Look for the word "общества" in each line and report the count of matching lines, with nothing added.

• _Exercise input_:
──────────────────────────────

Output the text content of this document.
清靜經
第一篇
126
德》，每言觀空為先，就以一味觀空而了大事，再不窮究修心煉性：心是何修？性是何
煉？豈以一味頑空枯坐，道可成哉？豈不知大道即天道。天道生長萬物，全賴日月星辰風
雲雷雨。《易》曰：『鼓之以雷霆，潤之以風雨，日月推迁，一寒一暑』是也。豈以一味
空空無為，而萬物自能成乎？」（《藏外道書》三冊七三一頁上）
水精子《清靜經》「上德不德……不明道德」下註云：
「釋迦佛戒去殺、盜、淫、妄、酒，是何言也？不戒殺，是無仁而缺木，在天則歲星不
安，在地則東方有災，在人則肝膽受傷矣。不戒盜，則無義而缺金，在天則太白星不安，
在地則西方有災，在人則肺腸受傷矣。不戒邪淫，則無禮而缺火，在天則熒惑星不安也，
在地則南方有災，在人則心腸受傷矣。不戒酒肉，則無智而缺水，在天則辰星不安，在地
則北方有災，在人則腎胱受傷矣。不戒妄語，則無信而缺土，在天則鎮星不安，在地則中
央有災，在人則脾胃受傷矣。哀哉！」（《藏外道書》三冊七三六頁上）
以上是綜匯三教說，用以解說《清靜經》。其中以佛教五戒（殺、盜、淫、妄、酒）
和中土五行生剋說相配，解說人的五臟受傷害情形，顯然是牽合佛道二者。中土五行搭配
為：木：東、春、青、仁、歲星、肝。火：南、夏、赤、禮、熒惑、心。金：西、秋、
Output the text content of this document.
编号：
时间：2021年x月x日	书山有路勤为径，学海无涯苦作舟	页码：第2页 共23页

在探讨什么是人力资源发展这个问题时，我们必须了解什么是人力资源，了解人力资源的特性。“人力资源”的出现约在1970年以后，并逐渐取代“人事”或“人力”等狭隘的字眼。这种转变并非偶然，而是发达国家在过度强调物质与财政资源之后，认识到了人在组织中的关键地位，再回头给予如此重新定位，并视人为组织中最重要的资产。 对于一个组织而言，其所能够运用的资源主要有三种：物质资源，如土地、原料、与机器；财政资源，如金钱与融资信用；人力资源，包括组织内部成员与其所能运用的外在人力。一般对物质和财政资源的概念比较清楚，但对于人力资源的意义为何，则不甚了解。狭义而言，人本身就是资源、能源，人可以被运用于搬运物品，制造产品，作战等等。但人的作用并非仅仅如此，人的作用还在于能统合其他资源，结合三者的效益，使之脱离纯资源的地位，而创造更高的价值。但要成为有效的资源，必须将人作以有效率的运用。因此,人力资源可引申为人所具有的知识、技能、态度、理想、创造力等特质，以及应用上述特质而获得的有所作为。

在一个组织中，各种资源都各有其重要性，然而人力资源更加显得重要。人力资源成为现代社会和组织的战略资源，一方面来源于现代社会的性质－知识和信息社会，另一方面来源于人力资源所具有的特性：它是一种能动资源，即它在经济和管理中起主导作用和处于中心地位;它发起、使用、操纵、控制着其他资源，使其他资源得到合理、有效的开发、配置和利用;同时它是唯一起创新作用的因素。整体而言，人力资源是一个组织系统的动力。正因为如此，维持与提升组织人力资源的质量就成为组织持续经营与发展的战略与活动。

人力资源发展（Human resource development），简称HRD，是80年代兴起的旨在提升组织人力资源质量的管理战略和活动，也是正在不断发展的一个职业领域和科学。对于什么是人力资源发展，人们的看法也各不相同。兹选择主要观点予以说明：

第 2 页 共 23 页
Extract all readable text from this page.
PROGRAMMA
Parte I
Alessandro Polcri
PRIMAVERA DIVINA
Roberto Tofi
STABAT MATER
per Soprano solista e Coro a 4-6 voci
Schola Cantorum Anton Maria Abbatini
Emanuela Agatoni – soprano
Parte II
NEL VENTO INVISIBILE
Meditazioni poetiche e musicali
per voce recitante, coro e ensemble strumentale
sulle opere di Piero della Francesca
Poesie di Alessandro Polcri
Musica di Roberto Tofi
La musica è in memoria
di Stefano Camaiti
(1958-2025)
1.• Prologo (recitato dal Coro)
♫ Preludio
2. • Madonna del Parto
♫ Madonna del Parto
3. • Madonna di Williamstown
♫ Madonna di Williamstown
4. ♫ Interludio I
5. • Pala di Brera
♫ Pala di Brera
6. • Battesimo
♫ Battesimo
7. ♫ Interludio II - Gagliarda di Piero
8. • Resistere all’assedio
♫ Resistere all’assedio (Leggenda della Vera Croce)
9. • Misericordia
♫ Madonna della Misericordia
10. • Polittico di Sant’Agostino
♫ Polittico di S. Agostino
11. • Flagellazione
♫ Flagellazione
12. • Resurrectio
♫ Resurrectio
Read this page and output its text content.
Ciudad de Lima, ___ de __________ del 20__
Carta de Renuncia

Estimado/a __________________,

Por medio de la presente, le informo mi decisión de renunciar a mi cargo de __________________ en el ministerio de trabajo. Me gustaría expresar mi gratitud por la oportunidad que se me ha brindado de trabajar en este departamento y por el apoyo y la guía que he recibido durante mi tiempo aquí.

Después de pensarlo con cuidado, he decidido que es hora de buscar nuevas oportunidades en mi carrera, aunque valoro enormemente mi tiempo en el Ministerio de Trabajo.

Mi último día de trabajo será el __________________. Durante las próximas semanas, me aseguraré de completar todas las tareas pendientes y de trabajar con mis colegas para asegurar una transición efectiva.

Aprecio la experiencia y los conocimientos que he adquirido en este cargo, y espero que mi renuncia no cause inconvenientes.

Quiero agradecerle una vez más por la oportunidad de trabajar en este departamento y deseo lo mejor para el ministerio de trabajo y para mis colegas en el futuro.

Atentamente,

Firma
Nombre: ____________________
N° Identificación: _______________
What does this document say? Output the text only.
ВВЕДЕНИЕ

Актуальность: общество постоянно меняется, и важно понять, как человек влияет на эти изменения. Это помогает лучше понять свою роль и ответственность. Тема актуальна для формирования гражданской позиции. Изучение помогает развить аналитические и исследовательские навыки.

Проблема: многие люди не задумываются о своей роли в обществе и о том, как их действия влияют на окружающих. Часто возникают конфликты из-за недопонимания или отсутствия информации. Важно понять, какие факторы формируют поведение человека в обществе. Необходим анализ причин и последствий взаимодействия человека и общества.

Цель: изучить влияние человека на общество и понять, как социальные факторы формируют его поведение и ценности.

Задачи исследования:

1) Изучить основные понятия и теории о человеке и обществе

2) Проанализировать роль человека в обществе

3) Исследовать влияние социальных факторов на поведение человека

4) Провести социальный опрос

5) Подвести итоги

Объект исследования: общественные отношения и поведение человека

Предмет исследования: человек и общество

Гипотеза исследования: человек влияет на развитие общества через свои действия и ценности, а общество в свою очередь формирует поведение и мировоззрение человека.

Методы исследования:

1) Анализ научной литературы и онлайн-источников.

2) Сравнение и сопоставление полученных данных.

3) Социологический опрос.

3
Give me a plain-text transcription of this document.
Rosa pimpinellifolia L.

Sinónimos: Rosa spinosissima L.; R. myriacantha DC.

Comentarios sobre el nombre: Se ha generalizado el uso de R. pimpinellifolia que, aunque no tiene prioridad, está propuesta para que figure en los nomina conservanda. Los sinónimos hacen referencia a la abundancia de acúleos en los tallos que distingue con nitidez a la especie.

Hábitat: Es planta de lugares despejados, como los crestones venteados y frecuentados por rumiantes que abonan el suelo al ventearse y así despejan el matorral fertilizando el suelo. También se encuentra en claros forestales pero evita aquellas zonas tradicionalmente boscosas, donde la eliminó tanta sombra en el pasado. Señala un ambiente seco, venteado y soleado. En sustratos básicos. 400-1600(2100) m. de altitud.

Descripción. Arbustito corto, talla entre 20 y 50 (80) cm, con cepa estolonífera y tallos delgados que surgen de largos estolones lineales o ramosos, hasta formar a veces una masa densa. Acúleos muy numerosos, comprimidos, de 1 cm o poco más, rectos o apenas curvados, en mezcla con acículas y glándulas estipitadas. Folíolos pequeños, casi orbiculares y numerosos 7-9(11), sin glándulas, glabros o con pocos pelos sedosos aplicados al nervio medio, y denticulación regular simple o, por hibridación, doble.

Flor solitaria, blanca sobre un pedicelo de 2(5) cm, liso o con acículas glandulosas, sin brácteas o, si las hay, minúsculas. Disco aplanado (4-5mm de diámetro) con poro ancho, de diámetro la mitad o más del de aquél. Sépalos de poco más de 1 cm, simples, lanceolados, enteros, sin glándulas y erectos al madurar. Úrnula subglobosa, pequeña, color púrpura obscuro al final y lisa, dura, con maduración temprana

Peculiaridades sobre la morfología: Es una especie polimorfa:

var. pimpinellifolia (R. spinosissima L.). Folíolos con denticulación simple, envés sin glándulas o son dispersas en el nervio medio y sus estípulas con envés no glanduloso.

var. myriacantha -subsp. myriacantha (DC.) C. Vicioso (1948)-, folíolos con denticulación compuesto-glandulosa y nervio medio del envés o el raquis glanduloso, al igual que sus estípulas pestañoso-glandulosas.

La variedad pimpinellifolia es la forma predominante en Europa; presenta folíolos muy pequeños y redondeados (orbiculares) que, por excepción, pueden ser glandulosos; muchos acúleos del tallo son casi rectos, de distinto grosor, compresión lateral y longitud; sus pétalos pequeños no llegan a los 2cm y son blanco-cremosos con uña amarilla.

──────────────────────────────

• _Output_: 2